JOB
Each line that includes "Every" counts once; give the total and nothing besides.
- - - - - - -
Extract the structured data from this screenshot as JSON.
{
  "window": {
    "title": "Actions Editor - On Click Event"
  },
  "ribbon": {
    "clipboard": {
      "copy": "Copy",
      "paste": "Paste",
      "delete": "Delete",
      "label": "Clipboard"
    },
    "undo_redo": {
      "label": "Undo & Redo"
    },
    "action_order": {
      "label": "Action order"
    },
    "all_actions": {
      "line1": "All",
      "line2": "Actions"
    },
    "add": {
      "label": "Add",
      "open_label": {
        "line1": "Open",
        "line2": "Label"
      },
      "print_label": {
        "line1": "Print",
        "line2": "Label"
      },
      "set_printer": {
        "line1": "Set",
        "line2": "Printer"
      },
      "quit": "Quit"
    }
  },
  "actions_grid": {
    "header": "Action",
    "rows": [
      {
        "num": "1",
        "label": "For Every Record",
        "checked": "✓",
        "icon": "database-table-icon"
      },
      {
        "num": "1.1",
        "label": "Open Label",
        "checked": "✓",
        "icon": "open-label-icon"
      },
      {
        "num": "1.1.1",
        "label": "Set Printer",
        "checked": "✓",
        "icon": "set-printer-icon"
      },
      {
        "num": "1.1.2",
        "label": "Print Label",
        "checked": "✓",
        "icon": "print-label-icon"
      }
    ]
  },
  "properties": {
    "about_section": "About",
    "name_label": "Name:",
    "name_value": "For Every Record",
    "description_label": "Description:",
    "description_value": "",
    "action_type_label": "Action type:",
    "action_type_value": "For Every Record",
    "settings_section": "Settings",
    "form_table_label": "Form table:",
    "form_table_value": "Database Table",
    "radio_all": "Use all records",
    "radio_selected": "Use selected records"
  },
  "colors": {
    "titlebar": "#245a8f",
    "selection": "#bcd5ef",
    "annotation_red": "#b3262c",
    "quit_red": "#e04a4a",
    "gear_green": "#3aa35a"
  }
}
- - - - - - -
RESULT OF THIS TASK
3